Data shown:
○ ○ ○ ○ ○

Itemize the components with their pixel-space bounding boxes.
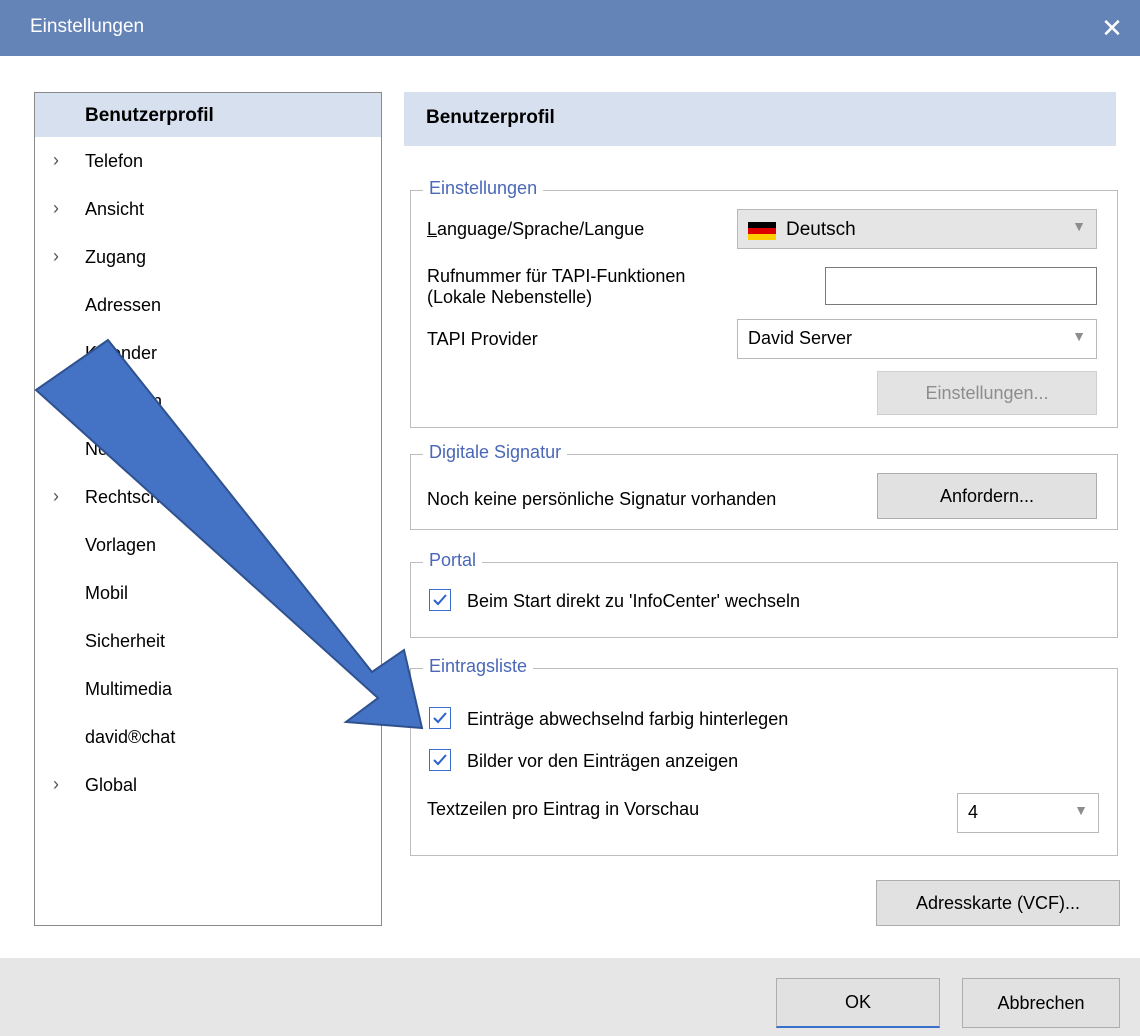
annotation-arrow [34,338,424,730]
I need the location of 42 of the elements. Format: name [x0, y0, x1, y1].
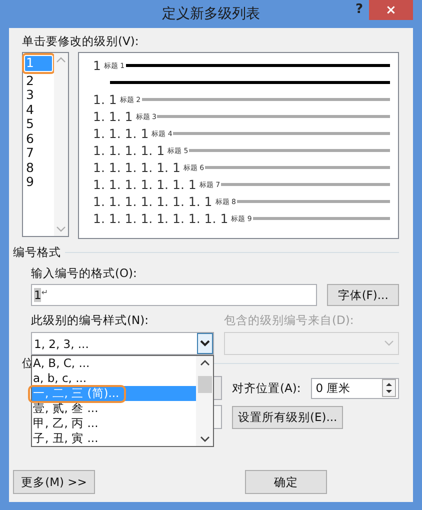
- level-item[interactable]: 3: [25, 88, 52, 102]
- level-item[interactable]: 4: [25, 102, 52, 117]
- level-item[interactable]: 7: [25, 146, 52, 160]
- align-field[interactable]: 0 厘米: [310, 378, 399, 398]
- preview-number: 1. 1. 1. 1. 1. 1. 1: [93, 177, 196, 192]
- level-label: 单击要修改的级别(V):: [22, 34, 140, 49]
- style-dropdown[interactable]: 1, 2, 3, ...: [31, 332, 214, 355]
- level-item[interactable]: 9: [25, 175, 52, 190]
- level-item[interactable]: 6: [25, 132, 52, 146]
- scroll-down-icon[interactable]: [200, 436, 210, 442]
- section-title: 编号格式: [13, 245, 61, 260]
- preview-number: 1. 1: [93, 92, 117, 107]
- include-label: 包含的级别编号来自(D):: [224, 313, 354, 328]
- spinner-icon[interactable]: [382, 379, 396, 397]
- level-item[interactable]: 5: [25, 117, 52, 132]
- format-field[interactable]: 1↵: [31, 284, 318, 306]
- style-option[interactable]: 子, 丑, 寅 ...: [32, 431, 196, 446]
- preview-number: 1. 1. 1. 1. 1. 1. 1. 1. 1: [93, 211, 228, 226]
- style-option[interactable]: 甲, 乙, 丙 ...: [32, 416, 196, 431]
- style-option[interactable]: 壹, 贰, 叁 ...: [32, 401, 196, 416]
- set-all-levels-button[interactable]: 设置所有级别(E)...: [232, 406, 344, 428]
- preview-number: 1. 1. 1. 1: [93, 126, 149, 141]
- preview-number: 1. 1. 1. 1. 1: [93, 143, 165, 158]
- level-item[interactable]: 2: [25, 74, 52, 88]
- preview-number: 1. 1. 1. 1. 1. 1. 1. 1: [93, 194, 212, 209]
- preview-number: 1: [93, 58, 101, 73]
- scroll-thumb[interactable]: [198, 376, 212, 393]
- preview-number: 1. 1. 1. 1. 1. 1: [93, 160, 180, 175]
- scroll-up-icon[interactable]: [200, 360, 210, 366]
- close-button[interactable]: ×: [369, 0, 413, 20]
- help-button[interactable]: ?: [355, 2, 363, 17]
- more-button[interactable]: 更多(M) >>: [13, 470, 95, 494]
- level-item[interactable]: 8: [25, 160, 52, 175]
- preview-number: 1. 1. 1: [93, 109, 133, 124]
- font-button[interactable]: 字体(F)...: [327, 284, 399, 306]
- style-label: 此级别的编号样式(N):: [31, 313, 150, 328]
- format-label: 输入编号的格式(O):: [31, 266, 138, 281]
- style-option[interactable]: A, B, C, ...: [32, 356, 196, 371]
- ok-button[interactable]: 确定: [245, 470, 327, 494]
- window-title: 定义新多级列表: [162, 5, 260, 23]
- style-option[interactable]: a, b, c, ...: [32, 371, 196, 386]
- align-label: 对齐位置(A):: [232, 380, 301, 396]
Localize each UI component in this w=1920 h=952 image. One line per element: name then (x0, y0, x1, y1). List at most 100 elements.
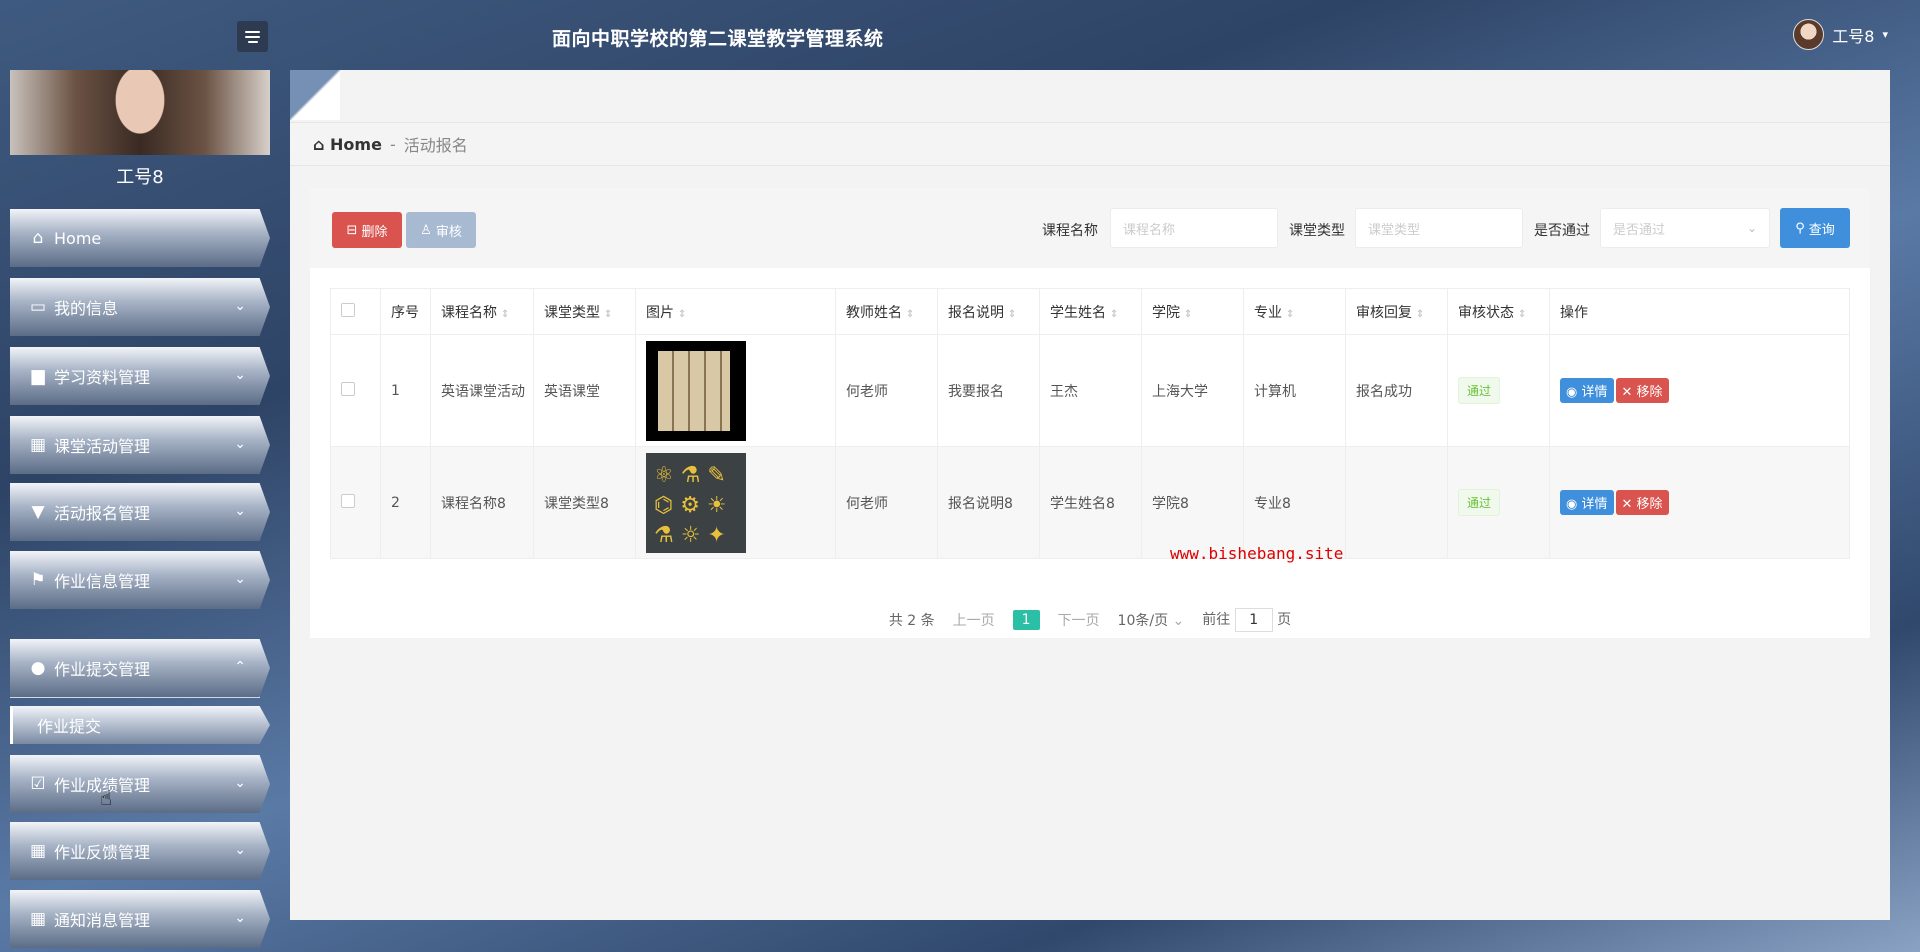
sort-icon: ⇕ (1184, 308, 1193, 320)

○ ○ ○ ○ ○

Requirement:
Rewrite all the material above, replacing every "level-item" with "list-level" and keeping everything else the same. Leave the pictures out.

Answer to the exercise:
Itemize the components with their pixel-space bounding boxes.
annotation-arrow [34,338,424,730]
I need the location of 42 of the elements. Format: name [x0, y0, x1, y1].
- list-level[interactable]: 3: [25, 88, 52, 102]
- list-level[interactable]: 4: [25, 102, 52, 117]
- list-level[interactable]: 7: [25, 146, 52, 160]
- align-field[interactable]: 0 厘米: [310, 378, 399, 398]
- preview-number: 1. 1. 1. 1. 1. 1. 1: [93, 177, 196, 192]
- level-label: 单击要修改的级别(V):: [22, 34, 140, 49]
- style-dropdown[interactable]: 1, 2, 3, ...: [31, 332, 214, 355]
- list-level[interactable]: 9: [25, 175, 52, 190]
- list-level[interactable]: 6: [25, 132, 52, 146]
- scroll-down-icon[interactable]: [200, 436, 210, 442]
- section-title: 编号格式: [13, 245, 61, 260]
- preview-number: 1. 1: [93, 92, 117, 107]
- include-label: 包含的级别编号来自(D):: [224, 313, 354, 328]
- spinner-icon[interactable]: [382, 379, 396, 397]
- list-level[interactable]: 5: [25, 117, 52, 132]
- format-field[interactable]: 1↵: [31, 284, 318, 306]
- style-option[interactable]: 子, 丑, 寅 ...: [32, 431, 196, 446]
- preview-number: 1. 1. 1. 1. 1. 1. 1. 1. 1: [93, 211, 228, 226]
- style-option[interactable]: 甲, 乙, 丙 ...: [32, 416, 196, 431]
- style-option[interactable]: 壹, 贰, 叁 ...: [32, 401, 196, 416]
- set-all-levels-button[interactable]: 设置所有级别(E)...: [232, 406, 344, 428]
- preview-number: 1. 1. 1. 1: [93, 126, 149, 141]
- preview-number: 1. 1. 1. 1. 1: [93, 143, 165, 158]
- list-level[interactable]: 2: [25, 74, 52, 88]
- preview-number: 1. 1. 1. 1. 1. 1. 1. 1: [93, 194, 212, 209]
- preview-number: 1: [93, 58, 101, 73]
- scroll-thumb[interactable]: [198, 376, 212, 393]
- preview-number: 1. 1. 1. 1. 1. 1: [93, 160, 180, 175]
- scroll-up-icon[interactable]: [200, 360, 210, 366]
- close-button[interactable]: ×: [369, 0, 413, 20]
- help-button[interactable]: ?: [355, 2, 363, 17]
- more-button[interactable]: 更多(M) >>: [13, 470, 95, 494]
- list-level[interactable]: 8: [25, 160, 52, 175]
- preview-number: 1. 1. 1: [93, 109, 133, 124]
- font-button[interactable]: 字体(F)...: [327, 284, 399, 306]
- style-label: 此级别的编号样式(N):: [31, 313, 150, 328]
- format-label: 输入编号的格式(O):: [31, 266, 138, 281]
- style-option[interactable]: A, B, C, ...: [32, 356, 196, 371]
- ok-button[interactable]: 确定: [245, 470, 327, 494]
- window-title: 定义新多级列表: [162, 5, 260, 23]
- style-option[interactable]: a, b, c, ...: [32, 371, 196, 386]
- align-label: 对齐位置(A):: [232, 380, 301, 396]
Localize each UI component in this w=1920 h=952 image. One line per element: name then (x0, y0, x1, y1). List at most 100 elements.
sort-icon: ⇕ (1184, 308, 1193, 320)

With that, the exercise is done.